- **TASK STATEMENT**:
Copy out each line that has "color" in it.

═════ EXTRACTED ENTRIES ═════

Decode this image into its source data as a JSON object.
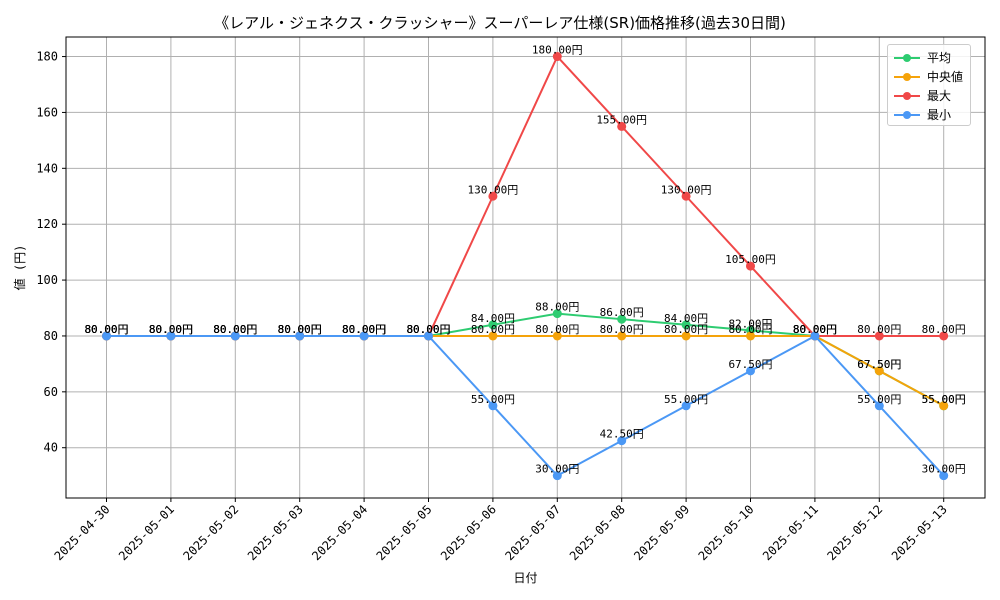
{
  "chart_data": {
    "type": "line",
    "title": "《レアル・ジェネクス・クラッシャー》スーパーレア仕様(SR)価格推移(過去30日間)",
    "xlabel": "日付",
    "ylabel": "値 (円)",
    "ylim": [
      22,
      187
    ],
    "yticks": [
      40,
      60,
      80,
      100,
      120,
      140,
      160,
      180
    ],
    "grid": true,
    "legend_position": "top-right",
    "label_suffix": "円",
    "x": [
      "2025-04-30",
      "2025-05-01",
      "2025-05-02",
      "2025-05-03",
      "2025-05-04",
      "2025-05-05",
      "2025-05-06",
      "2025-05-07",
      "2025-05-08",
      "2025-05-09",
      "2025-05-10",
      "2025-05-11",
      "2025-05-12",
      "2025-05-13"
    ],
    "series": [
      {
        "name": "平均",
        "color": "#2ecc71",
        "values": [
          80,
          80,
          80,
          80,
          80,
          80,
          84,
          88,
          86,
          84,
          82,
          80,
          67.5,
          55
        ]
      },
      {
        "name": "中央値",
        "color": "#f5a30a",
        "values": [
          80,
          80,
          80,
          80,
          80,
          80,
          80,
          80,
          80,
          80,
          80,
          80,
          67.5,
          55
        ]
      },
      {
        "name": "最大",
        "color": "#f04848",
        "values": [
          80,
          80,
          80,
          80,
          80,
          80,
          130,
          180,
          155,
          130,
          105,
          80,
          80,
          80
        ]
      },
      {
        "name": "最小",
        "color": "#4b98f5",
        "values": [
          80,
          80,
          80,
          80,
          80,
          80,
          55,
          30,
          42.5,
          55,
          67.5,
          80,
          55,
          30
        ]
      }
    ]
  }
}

═════

- **SOLUTION TO THE EXERCISE**:
        "color": "#2ecc71",
        "color": "#f5a30a",
        "color": "#f04848",
        "color": "#4b98f5",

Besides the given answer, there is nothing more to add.